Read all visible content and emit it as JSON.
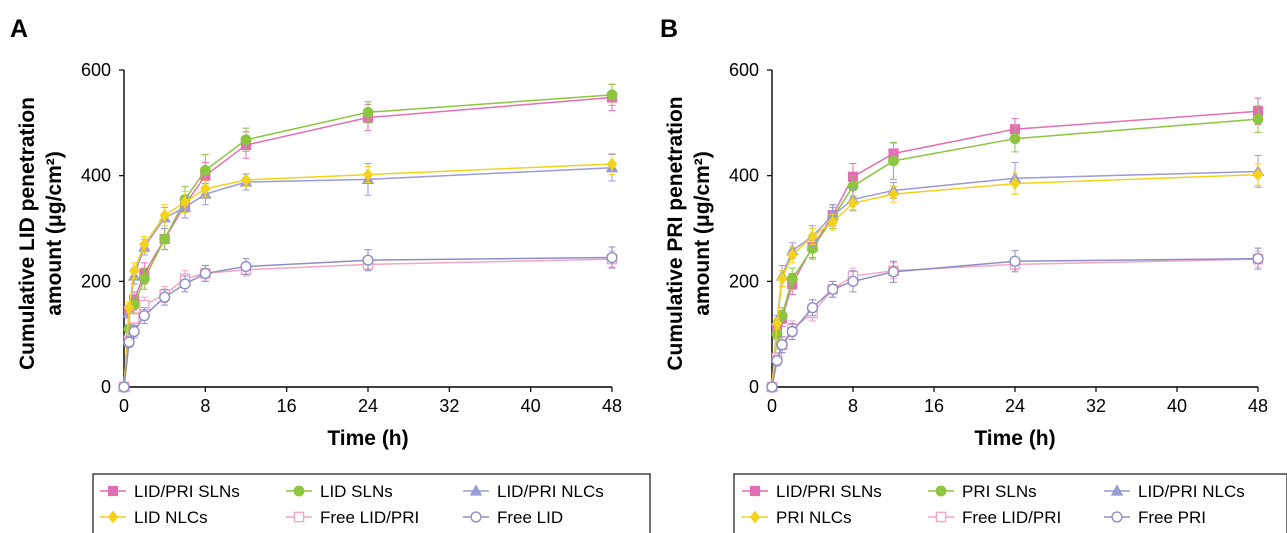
{
  "chart_data": [
    {
      "type": "line",
      "panel": "A",
      "xlabel": "Time (h)",
      "ylabel_line1": "Cumulative LID penetration",
      "ylabel_line2": "amount (μg/cm²)",
      "xlim": [
        0,
        48
      ],
      "ylim": [
        0,
        600
      ],
      "xticks": [
        0,
        8,
        16,
        24,
        32,
        40,
        48
      ],
      "yticks": [
        0,
        200,
        400,
        600
      ],
      "x": [
        0,
        0.5,
        1,
        2,
        4,
        6,
        8,
        12,
        24,
        48
      ],
      "grid": false,
      "legend_position": "bottom",
      "series": [
        {
          "name": "LID/PRI SLNs",
          "color": "#e26fb5",
          "marker": "square-filled",
          "values": [
            0,
            145,
            165,
            215,
            280,
            345,
            400,
            458,
            510,
            548
          ],
          "errors": [
            0,
            10,
            15,
            20,
            20,
            25,
            25,
            25,
            25,
            25
          ]
        },
        {
          "name": "LID SLNs",
          "color": "#8cc63f",
          "marker": "circle-filled",
          "values": [
            0,
            110,
            155,
            205,
            280,
            355,
            410,
            468,
            520,
            553
          ],
          "errors": [
            0,
            8,
            15,
            20,
            20,
            25,
            30,
            22,
            20,
            20
          ]
        },
        {
          "name": "LID/PRI NLCs",
          "color": "#9b9bd6",
          "marker": "triangle-filled",
          "values": [
            0,
            140,
            210,
            265,
            320,
            340,
            365,
            388,
            393,
            415
          ],
          "errors": [
            0,
            10,
            15,
            15,
            20,
            20,
            20,
            15,
            30,
            25
          ]
        },
        {
          "name": "LID NLCs",
          "color": "#f2d21d",
          "marker": "diamond-filled",
          "values": [
            0,
            150,
            220,
            270,
            325,
            350,
            375,
            392,
            402,
            422
          ],
          "errors": [
            0,
            10,
            15,
            15,
            20,
            20,
            15,
            12,
            15,
            20
          ]
        },
        {
          "name": "Free LID/PRI",
          "color": "#f2a6c6",
          "marker": "square-open",
          "values": [
            0,
            88,
            130,
            155,
            175,
            205,
            215,
            222,
            232,
            242
          ],
          "errors": [
            0,
            10,
            15,
            15,
            15,
            15,
            15,
            12,
            10,
            15
          ]
        },
        {
          "name": "Free LID",
          "color": "#8e8ec7",
          "marker": "circle-open",
          "values": [
            0,
            85,
            105,
            135,
            170,
            195,
            215,
            228,
            240,
            245
          ],
          "errors": [
            0,
            10,
            12,
            15,
            15,
            15,
            15,
            15,
            20,
            20
          ]
        }
      ]
    },
    {
      "type": "line",
      "panel": "B",
      "xlabel": "Time (h)",
      "ylabel_line1": "Cumulative PRI penetration",
      "ylabel_line2": "amount (μg/cm²)",
      "xlim": [
        0,
        48
      ],
      "ylim": [
        0,
        600
      ],
      "xticks": [
        0,
        8,
        16,
        24,
        32,
        40,
        48
      ],
      "yticks": [
        0,
        200,
        400,
        600
      ],
      "x": [
        0,
        0.5,
        1,
        2,
        4,
        6,
        8,
        12,
        24,
        48
      ],
      "grid": false,
      "legend_position": "bottom",
      "series": [
        {
          "name": "LID/PRI SLNs",
          "color": "#e26fb5",
          "marker": "square-filled",
          "values": [
            0,
            110,
            130,
            195,
            265,
            325,
            398,
            442,
            488,
            522
          ],
          "errors": [
            0,
            10,
            15,
            20,
            20,
            20,
            25,
            20,
            20,
            25
          ]
        },
        {
          "name": "PRI SLNs",
          "color": "#8cc63f",
          "marker": "circle-filled",
          "values": [
            0,
            100,
            135,
            205,
            262,
            320,
            380,
            428,
            470,
            507
          ],
          "errors": [
            0,
            10,
            15,
            20,
            20,
            20,
            20,
            35,
            25,
            25
          ]
        },
        {
          "name": "LID/PRI NLCs",
          "color": "#9b9bd6",
          "marker": "triangle-filled",
          "values": [
            0,
            125,
            210,
            258,
            285,
            325,
            355,
            372,
            395,
            408
          ],
          "errors": [
            0,
            10,
            20,
            15,
            20,
            20,
            20,
            15,
            30,
            30
          ]
        },
        {
          "name": "PRI NLCs",
          "color": "#f2d21d",
          "marker": "diamond-filled",
          "values": [
            0,
            120,
            205,
            250,
            285,
            312,
            348,
            365,
            385,
            402
          ],
          "errors": [
            0,
            10,
            15,
            15,
            15,
            15,
            15,
            15,
            20,
            20
          ]
        },
        {
          "name": "Free LID/PRI",
          "color": "#f2a6c6",
          "marker": "square-open",
          "values": [
            0,
            55,
            80,
            110,
            140,
            185,
            210,
            220,
            232,
            242
          ],
          "errors": [
            0,
            10,
            15,
            15,
            15,
            15,
            15,
            15,
            10,
            15
          ]
        },
        {
          "name": "Free PRI",
          "color": "#8e8ec7",
          "marker": "circle-open",
          "values": [
            0,
            50,
            80,
            105,
            150,
            185,
            200,
            218,
            238,
            243
          ],
          "errors": [
            0,
            10,
            15,
            15,
            15,
            15,
            20,
            20,
            20,
            20
          ]
        }
      ]
    }
  ]
}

═══

TASK GOAL |
Gather each line in the entries above where the string "name" is found.

RESPONSE BELOW |
          "name": "LID/PRI SLNs",
          "name": "LID SLNs",
          "name": "LID/PRI NLCs",
          "name": "LID NLCs",
          "name": "Free LID/PRI",
          "name": "Free LID",
          "name": "LID/PRI SLNs",
          "name": "PRI SLNs",
          "name": "LID/PRI NLCs",
          "name": "PRI NLCs",
          "name": "Free LID/PRI",
          "name": "Free PRI",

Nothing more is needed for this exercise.